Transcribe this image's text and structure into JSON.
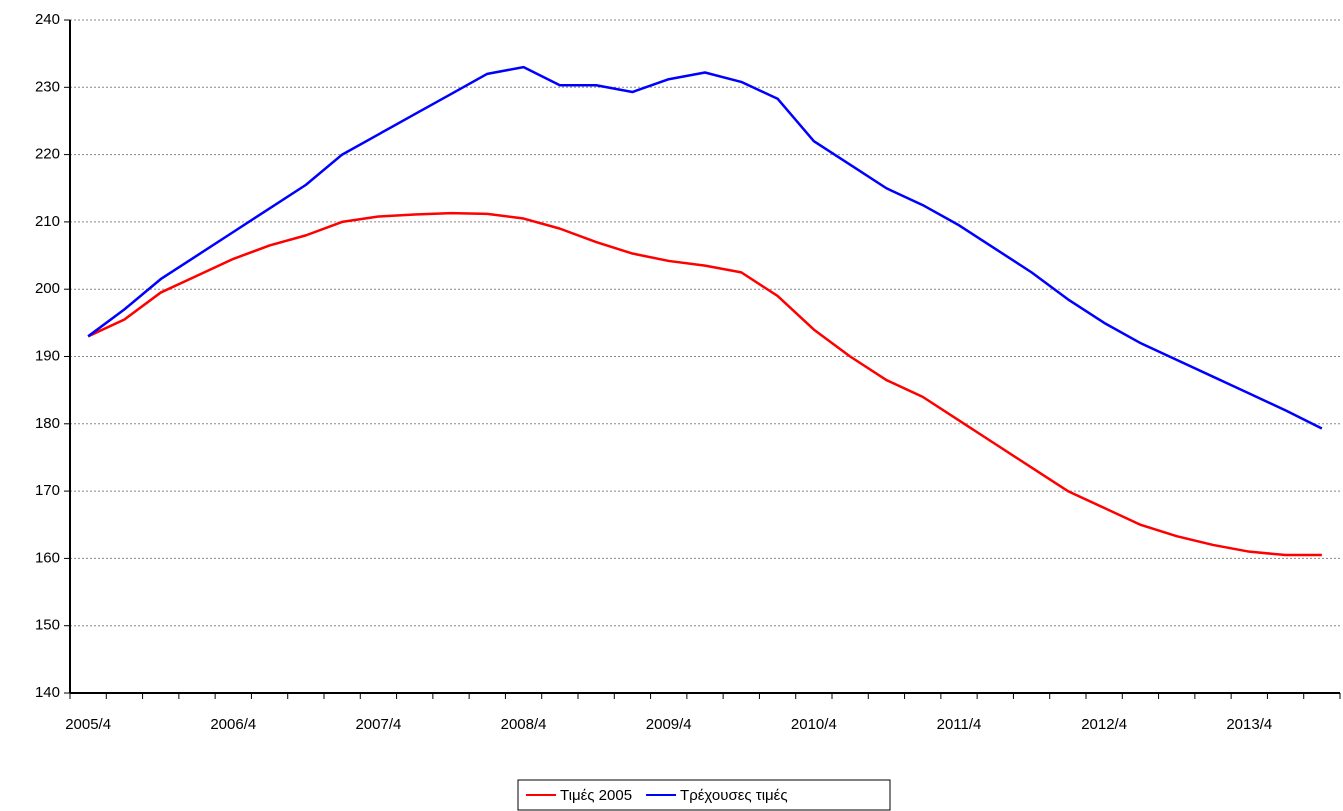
{
  "chart_data": {
    "type": "line",
    "categories": [
      "2005/4",
      null,
      null,
      null,
      "2006/4",
      null,
      null,
      null,
      "2007/4",
      null,
      null,
      null,
      "2008/4",
      null,
      null,
      null,
      "2009/4",
      null,
      null,
      null,
      "2010/4",
      null,
      null,
      null,
      "2011/4",
      null,
      null,
      null,
      "2012/4",
      null,
      null,
      null,
      "2013/4",
      null,
      null
    ],
    "series": [
      {
        "name": "Τιμές 2005",
        "color": "#ff0000",
        "values": [
          193,
          195.5,
          199.5,
          202,
          204.5,
          206.5,
          208,
          210,
          210.8,
          211.1,
          211.3,
          211.2,
          210.5,
          209,
          207,
          205.3,
          204.2,
          203.5,
          202.5,
          199,
          194,
          190,
          186.5,
          184,
          180.5,
          177,
          173.5,
          170,
          167.5,
          165,
          163.3,
          162,
          161,
          160.5,
          160.5
        ]
      },
      {
        "name": "Τρέχουσες τιμές",
        "color": "#0000ff",
        "values": [
          193,
          197,
          201.5,
          205,
          208.5,
          212,
          215.5,
          220,
          223,
          226,
          229,
          232,
          233,
          230.3,
          230.3,
          229.3,
          231.2,
          232.2,
          230.8,
          228.3,
          222,
          218.5,
          215,
          212.5,
          209.5,
          206,
          202.5,
          198.5,
          195,
          192,
          189.5,
          187,
          184.5,
          182,
          179.3
        ]
      }
    ],
    "ylim": [
      140,
      240
    ],
    "yticks": [
      140,
      150,
      160,
      170,
      180,
      190,
      200,
      210,
      220,
      230,
      240
    ],
    "grid": true,
    "legend": "bottom"
  }
}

__STATED TASK__
Return the full material word for word. Do not include the pictures.

__SOLUTION FOR THIS EXERCISE__
Transcribe this image's text and structure into JSON.
{
  "chart_data": {
    "type": "line",
    "categories": [
      "2005/4",
      null,
      null,
      null,
      "2006/4",
      null,
      null,
      null,
      "2007/4",
      null,
      null,
      null,
      "2008/4",
      null,
      null,
      null,
      "2009/4",
      null,
      null,
      null,
      "2010/4",
      null,
      null,
      null,
      "2011/4",
      null,
      null,
      null,
      "2012/4",
      null,
      null,
      null,
      "2013/4",
      null,
      null
    ],
    "series": [
      {
        "name": "Τιμές 2005",
        "color": "#ff0000",
        "values": [
          193,
          195.5,
          199.5,
          202,
          204.5,
          206.5,
          208,
          210,
          210.8,
          211.1,
          211.3,
          211.2,
          210.5,
          209,
          207,
          205.3,
          204.2,
          203.5,
          202.5,
          199,
          194,
          190,
          186.5,
          184,
          180.5,
          177,
          173.5,
          170,
          167.5,
          165,
          163.3,
          162,
          161,
          160.5,
          160.5
        ]
      },
      {
        "name": "Τρέχουσες τιμές",
        "color": "#0000ff",
        "values": [
          193,
          197,
          201.5,
          205,
          208.5,
          212,
          215.5,
          220,
          223,
          226,
          229,
          232,
          233,
          230.3,
          230.3,
          229.3,
          231.2,
          232.2,
          230.8,
          228.3,
          222,
          218.5,
          215,
          212.5,
          209.5,
          206,
          202.5,
          198.5,
          195,
          192,
          189.5,
          187,
          184.5,
          182,
          179.3
        ]
      }
    ],
    "ylim": [
      140,
      240
    ],
    "yticks": [
      140,
      150,
      160,
      170,
      180,
      190,
      200,
      210,
      220,
      230,
      240
    ],
    "grid": true,
    "legend": "bottom"
  }
}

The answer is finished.